Оформите в виде нумерованного списка строки записей от самого начала до строки с «section-heading-label: РОЗДІЛ 1.» включительно, пропустив пустые строки.
____________
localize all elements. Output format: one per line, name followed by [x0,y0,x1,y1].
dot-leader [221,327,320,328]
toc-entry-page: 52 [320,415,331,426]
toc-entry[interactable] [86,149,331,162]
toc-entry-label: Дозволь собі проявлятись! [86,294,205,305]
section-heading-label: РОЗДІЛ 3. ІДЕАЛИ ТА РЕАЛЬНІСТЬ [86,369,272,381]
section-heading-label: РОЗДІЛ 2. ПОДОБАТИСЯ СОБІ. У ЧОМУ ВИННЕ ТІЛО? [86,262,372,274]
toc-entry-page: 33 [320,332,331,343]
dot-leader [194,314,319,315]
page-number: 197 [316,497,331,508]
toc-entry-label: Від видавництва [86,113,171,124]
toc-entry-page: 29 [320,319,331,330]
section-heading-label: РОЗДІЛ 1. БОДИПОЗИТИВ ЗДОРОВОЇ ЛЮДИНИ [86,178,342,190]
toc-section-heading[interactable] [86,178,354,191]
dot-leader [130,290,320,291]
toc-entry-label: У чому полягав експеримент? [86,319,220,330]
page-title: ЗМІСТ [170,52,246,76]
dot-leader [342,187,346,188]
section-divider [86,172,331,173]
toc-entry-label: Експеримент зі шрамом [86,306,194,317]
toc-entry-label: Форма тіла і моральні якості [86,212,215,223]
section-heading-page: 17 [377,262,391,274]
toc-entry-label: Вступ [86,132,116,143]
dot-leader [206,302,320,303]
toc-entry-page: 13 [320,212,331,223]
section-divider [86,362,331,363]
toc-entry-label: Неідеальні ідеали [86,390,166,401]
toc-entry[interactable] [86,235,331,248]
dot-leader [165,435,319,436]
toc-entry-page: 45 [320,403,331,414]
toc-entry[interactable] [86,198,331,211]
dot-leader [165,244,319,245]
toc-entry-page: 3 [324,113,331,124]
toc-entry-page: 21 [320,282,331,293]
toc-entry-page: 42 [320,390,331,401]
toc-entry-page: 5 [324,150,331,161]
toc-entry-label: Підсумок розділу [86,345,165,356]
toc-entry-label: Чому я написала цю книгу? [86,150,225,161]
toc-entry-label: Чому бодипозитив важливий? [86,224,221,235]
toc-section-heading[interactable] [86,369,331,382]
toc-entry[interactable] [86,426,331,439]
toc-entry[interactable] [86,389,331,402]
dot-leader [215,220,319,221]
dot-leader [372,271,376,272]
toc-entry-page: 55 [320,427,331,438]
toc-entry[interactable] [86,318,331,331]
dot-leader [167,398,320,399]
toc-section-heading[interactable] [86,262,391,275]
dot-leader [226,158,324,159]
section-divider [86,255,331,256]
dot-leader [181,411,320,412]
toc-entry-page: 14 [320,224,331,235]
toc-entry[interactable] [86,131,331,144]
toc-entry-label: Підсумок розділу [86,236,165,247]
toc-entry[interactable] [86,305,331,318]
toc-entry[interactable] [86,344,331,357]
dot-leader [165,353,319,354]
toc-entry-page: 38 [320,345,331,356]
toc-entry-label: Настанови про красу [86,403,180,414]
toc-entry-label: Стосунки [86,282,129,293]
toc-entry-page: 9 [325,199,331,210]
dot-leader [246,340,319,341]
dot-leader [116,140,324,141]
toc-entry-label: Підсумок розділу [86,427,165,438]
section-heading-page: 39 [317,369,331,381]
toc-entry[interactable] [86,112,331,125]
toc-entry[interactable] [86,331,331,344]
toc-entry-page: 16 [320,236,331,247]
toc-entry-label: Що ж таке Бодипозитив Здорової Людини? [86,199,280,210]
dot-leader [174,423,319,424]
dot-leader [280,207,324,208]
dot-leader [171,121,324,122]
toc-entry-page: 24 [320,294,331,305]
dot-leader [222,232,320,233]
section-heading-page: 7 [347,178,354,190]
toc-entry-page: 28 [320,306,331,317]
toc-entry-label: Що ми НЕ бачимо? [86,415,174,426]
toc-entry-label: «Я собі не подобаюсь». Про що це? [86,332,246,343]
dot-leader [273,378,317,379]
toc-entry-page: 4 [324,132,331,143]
____________
[Ответ к задаче]
1. localize all elements. Output format: one per line, name followed by [x0,y0,x1,y1].
2. dot-leader [221,327,320,328]
3. toc-entry-page: 52 [320,415,331,426]
4. toc-entry[interactable] [86,149,331,162]
5. toc-entry-label: Дозволь собі проявлятись! [86,294,205,305]
6. section-heading-label: РОЗДІЛ 3. ІДЕАЛИ ТА РЕАЛЬНІСТЬ [86,369,272,381]
7. section-heading-label: РОЗДІЛ 2. ПОДОБАТИСЯ СОБІ. У ЧОМУ ВИННЕ ТІЛО? [86,262,372,274]
8. toc-entry-page: 33 [320,332,331,343]
9. dot-leader [194,314,319,315]
10. page-number: 197 [316,497,331,508]
11. toc-entry-label: Від видавництва [86,113,171,124]
12. toc-entry-page: 29 [320,319,331,330]
13. section-heading-label: РОЗДІЛ 1. БОДИПОЗИТИВ ЗДОРОВОЇ ЛЮДИНИ [86,178,342,190]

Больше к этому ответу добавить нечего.